*INSTRUCTION*.
Below is some material; set it all down exactly, apart from the pictures.

>> START

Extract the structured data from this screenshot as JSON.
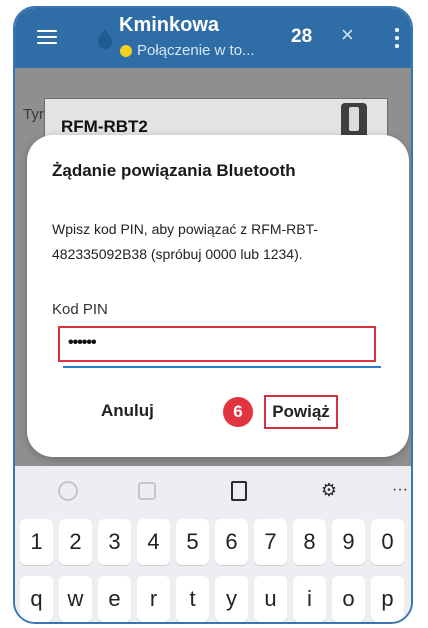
{
  "appbar": {
    "title": "Kminkowa",
    "subtitle": "Połączenie w to...",
    "count": "28",
    "close_glyph": "×",
    "status_color": "#f2d21f",
    "bar_color": "#2f6da6",
    "icons": [
      "menu-icon",
      "drop-icon",
      "close-icon",
      "more-vert-icon"
    ]
  },
  "background": {
    "typ_label": "Tyr",
    "device_card": "RFM-RBT2"
  },
  "dialog": {
    "title": "Żądanie powiązania Bluetooth",
    "message": "Wpisz kod PIN, aby powiązać z RFM-RBT-482335092B38 (spróbuj 0000 lub 1234).",
    "pin_label": "Kod PIN",
    "pin_value": "••••••",
    "cancel_label": "Anuluj",
    "confirm_label": "Powiąż",
    "step_badge": "6",
    "highlight_color": "#d93240"
  },
  "keyboard": {
    "toolbar_icons": [
      "emoji-icon",
      "sticker-icon",
      "clipboard-icon",
      "settings-icon",
      "more-horiz-icon"
    ],
    "settings_glyph": "⚙",
    "more_glyph": "···",
    "number_row": [
      "1",
      "2",
      "3",
      "4",
      "5",
      "6",
      "7",
      "8",
      "9",
      "0"
    ],
    "letter_row": [
      "q",
      "w",
      "e",
      "r",
      "t",
      "y",
      "u",
      "i",
      "o",
      "p"
    ]
  }
}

>> END

*WRITTEN RESPONSE*.
Extract the structured data from this screenshot as JSON.
{
  "appbar": {
    "title": "Kminkowa",
    "subtitle": "Połączenie w to...",
    "count": "28",
    "close_glyph": "×",
    "status_color": "#f2d21f",
    "bar_color": "#2f6da6",
    "icons": [
      "menu-icon",
      "drop-icon",
      "close-icon",
      "more-vert-icon"
    ]
  },
  "background": {
    "typ_label": "Tyr",
    "device_card": "RFM-RBT2"
  },
  "dialog": {
    "title": "Żądanie powiązania Bluetooth",
    "message": "Wpisz kod PIN, aby powiązać z RFM-RBT-482335092B38 (spróbuj 0000 lub 1234).",
    "pin_label": "Kod PIN",
    "pin_value": "••••••",
    "cancel_label": "Anuluj",
    "confirm_label": "Powiąż",
    "step_badge": "6",
    "highlight_color": "#d93240"
  },
  "keyboard": {
    "toolbar_icons": [
      "emoji-icon",
      "sticker-icon",
      "clipboard-icon",
      "settings-icon",
      "more-horiz-icon"
    ],
    "settings_glyph": "⚙",
    "more_glyph": "···",
    "number_row": [
      "1",
      "2",
      "3",
      "4",
      "5",
      "6",
      "7",
      "8",
      "9",
      "0"
    ],
    "letter_row": [
      "q",
      "w",
      "e",
      "r",
      "t",
      "y",
      "u",
      "i",
      "o",
      "p"
    ]
  }
}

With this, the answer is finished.